• Document text:
--- Begin ---
Thursday, July 17, 2014

Dawn of the Planet of the Apes

The Planet of the Apes franchise is so clearly established that it can be inflected for current issues. Each new version mirrors its time.
Matt Reeves’s Dawn of the PA makes our first identification with the apes, not the humans. The first episode bares the savagery in nature, as apes hunt down deer and fight off a grizzly. This is nature, red in tooth and claw and redder in 3-D. Still, we also get our first sense of the apes’ humanity, in their leader Caesar’s sensitivity to his son and his gratitude to the ape who kills the bear. The human father/son story feels undeveloped beside this one.
When the humans are introduced they’re intruders in that ape world. A thoughtless rifle shot suggests they might be even more murderous than the apes. As the two forces are defined the gap between animal and human narrows. The wise old orangutan (properly named Maurice) can read and teaches the young to read. He also conveys a morality that makes these apes superior to most of these humans: “Ape does not kill ape.”  When the villain ape Koba does, he forces Caesar to one of the two key lines of the film: “I didn’t realize how much like us [the humans] are.” Caesar’s assumption of his species’ moral superiority is undermined by his rival’s evil.
--- End ---
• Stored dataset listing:
--- Begin ---
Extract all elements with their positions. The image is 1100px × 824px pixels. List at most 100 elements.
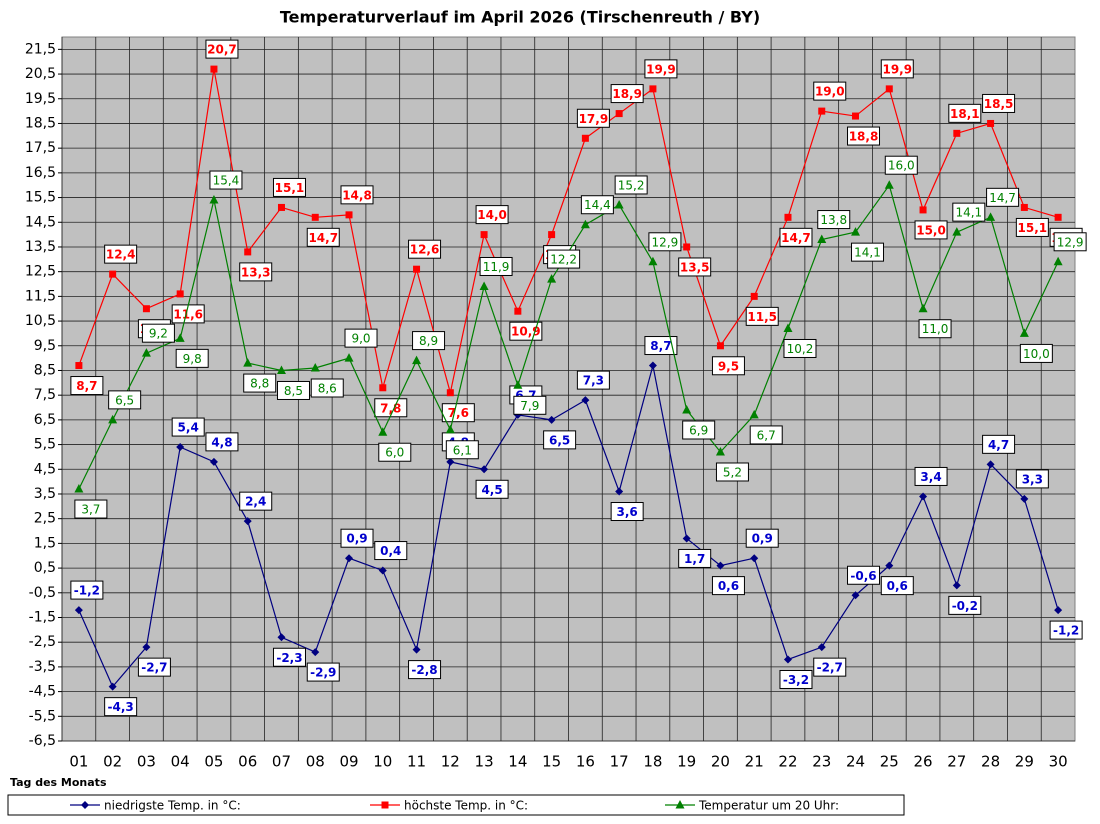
marker [547, 274, 557, 283]
label-box [1015, 469, 1049, 489]
label-box [982, 434, 1016, 454]
y-tick-label: 5,5 [34, 437, 56, 453]
label-box [306, 227, 340, 247]
x-axis-label: Tag des Monats [10, 776, 107, 789]
marker [784, 213, 792, 221]
data-label: -0,2 [952, 599, 978, 613]
x-tick-label: 08 [306, 753, 325, 771]
data-label: 3,4 [920, 470, 941, 484]
data-label: 13,5 [680, 260, 710, 274]
label-box [475, 479, 509, 499]
marker [276, 365, 286, 374]
label-box [239, 262, 273, 282]
y-tick-label: 17,5 [25, 140, 56, 156]
data-label: 18,1 [950, 107, 980, 121]
data-label: 15,0 [916, 223, 946, 237]
data-label: -2,8 [411, 663, 437, 677]
y-tick-label: -4,5 [29, 684, 56, 700]
marker [750, 292, 758, 300]
y-tick-label: 20,5 [25, 66, 56, 82]
legend-label: höchste Temp. in °C: [404, 799, 528, 813]
data-label: -2,3 [276, 651, 302, 665]
label-box [272, 647, 306, 667]
data-label: -4,3 [108, 700, 134, 714]
marker [851, 591, 860, 600]
label-box [412, 331, 446, 351]
label-box [576, 108, 610, 128]
marker [919, 206, 927, 214]
data-label: 18,9 [612, 87, 642, 101]
data-label: 8,7 [76, 379, 97, 393]
marker [1054, 213, 1062, 221]
marker [378, 566, 387, 575]
label-box [576, 370, 610, 390]
label-box [141, 323, 175, 343]
marker [210, 65, 218, 73]
marker [884, 180, 894, 189]
label-box [779, 227, 813, 247]
marker [1053, 256, 1063, 266]
legend-label: Temperatur um 20 Uhr: [698, 799, 839, 813]
marker [243, 517, 252, 526]
marker [581, 134, 589, 142]
x-tick-label: 29 [1015, 753, 1034, 771]
label-box [513, 395, 547, 415]
x-tick-label: 02 [103, 753, 122, 771]
data-label: -2,7 [817, 661, 843, 675]
label-box [374, 398, 408, 418]
x-tick-label: 15 [542, 753, 561, 771]
legend-label: niedrigste Temp. in °C: [104, 799, 241, 813]
marker [345, 211, 353, 219]
label-box [745, 306, 779, 326]
marker [615, 110, 623, 118]
marker [75, 362, 83, 370]
marker [716, 561, 725, 570]
x-tick-label: 30 [1049, 753, 1068, 771]
label-box [74, 499, 108, 519]
data-label: 4,8 [211, 435, 232, 449]
marker [818, 107, 826, 115]
marker [783, 323, 793, 332]
y-tick-label: 19,5 [25, 91, 56, 107]
data-label: 6,7 [757, 428, 776, 442]
marker [108, 414, 118, 424]
marker [918, 303, 928, 313]
data-label: 15,1 [1018, 221, 1048, 235]
label-box [137, 657, 171, 677]
marker [381, 801, 389, 809]
label-box [884, 155, 918, 175]
marker [446, 389, 454, 397]
label-box [408, 239, 442, 259]
data-label: 12,9 [1057, 235, 1084, 249]
label-box [914, 220, 948, 240]
label-box [340, 528, 374, 548]
x-tick-label: 06 [238, 753, 257, 771]
label-box [108, 390, 142, 410]
label-box [644, 336, 678, 356]
label-box [104, 244, 138, 264]
marker [885, 85, 893, 93]
series-line [78, 69, 1059, 393]
y-tick-label: 18,5 [25, 115, 56, 131]
marker [480, 231, 488, 239]
label-box [1049, 620, 1083, 640]
data-label: 12,6 [410, 243, 440, 257]
marker [750, 554, 759, 563]
x-tick-label: 24 [846, 753, 865, 771]
x-tick-label: 25 [880, 753, 899, 771]
marker [548, 231, 556, 239]
data-label: 7,3 [583, 374, 604, 388]
data-label: 7,8 [380, 401, 401, 415]
label-box [813, 657, 847, 677]
x-tick-label: 28 [981, 753, 1000, 771]
label-box [610, 84, 644, 104]
data-label: 16,0 [888, 159, 915, 173]
marker [142, 305, 150, 313]
marker [142, 643, 151, 652]
data-label: 19,9 [646, 62, 676, 76]
data-label: 0,9 [752, 532, 773, 546]
data-label: 9,5 [718, 359, 739, 373]
label-box [205, 39, 239, 59]
label-box [1019, 343, 1053, 363]
marker [412, 355, 422, 365]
--- End ---
• To be done:
(a) In the film review above the listing, what moral rule does the orangutan Maurice convey to the apes?
(b) Write a continuation of the Dawn of the Planet of the Apes review, starting after its final sentence.

• Responses per task:
(a) "Ape does not kill ape."

(b)
The other key line is Caesar’s warning to good human Malcolm: The humans won’t forgive the apes for the war Koba started. Caesar forgave Koba his first insurrection, which only encouraged the second. Their world in ruins, Caesar disqualifies Koba — “You are not ape.” — so he can drop him to his death. But the humans’ inability to forgive augurs a continuing cycle of violence, murder and destruction — i.e., on the brighter side, a few sequels; but in real life, the end of civilization as we knew it.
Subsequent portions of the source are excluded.